What needs to be done — Where a line holds "required", copy it.

Data supplied —
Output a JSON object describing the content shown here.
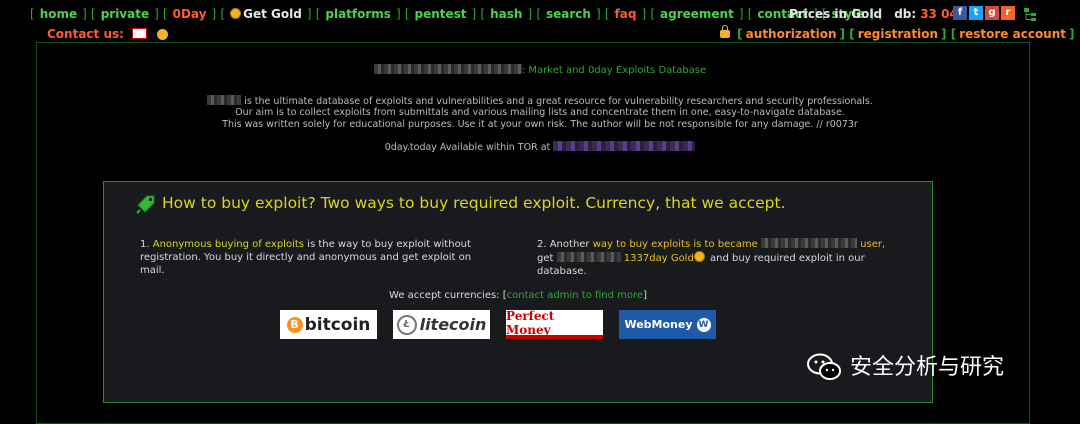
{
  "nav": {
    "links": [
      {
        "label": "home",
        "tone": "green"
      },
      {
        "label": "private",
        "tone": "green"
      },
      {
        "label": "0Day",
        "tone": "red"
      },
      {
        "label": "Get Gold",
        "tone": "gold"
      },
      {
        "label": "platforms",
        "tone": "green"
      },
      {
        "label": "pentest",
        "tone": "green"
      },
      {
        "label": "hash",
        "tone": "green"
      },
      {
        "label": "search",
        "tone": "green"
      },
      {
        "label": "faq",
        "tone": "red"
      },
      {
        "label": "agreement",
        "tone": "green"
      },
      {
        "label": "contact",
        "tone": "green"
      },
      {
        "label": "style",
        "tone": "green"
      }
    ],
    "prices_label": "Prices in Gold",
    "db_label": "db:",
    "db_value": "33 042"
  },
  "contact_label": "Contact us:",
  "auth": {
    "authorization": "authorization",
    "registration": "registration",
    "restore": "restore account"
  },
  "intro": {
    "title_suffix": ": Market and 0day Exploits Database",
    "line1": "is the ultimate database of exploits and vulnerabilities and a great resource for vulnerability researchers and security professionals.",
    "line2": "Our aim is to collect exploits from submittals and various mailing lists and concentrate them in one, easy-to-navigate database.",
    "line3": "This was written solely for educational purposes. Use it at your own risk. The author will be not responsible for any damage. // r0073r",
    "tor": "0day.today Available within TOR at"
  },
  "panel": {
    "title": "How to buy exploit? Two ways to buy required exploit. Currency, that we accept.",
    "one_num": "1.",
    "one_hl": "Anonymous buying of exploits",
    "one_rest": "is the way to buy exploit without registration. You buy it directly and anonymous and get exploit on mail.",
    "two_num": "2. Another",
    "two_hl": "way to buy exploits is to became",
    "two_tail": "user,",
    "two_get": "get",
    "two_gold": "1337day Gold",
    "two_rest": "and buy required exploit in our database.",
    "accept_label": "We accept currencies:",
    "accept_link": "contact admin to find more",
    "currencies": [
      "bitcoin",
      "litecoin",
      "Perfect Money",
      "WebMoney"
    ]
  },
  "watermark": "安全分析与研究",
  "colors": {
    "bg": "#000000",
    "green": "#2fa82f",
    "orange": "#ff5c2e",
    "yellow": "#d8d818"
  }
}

---

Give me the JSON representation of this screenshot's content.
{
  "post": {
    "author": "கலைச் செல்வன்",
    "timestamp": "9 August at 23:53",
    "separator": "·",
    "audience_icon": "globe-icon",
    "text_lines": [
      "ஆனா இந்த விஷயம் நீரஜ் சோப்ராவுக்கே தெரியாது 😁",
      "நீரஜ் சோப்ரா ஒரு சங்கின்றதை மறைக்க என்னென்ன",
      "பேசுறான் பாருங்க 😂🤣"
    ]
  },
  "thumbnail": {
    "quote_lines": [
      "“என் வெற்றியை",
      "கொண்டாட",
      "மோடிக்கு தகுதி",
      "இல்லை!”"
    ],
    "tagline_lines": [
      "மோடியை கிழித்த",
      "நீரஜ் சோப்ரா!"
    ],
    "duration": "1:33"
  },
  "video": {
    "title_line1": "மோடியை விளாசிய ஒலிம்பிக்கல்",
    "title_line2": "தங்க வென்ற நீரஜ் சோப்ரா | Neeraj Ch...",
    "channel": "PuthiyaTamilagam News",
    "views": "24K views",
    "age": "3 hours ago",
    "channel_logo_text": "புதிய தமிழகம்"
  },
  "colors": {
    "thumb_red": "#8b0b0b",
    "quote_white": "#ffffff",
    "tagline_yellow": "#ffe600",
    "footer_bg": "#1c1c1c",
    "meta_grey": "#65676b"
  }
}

--

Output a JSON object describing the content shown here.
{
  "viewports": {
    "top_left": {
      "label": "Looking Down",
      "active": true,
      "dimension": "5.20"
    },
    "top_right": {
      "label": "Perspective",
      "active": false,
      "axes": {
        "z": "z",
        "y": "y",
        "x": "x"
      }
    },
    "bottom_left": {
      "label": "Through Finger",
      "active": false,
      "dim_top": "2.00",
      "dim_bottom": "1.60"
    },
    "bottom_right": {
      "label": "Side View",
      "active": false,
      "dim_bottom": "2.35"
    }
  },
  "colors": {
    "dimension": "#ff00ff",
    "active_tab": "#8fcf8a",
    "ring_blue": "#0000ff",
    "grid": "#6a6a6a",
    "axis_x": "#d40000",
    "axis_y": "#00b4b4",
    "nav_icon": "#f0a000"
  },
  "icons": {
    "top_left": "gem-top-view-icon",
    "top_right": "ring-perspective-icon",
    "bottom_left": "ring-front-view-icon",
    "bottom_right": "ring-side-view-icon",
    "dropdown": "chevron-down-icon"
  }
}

Result of this exercise —
    "title": "How to buy exploit? Two ways to buy required exploit. Currency, that we accept.",
    "two_rest": "and buy required exploit in our database.",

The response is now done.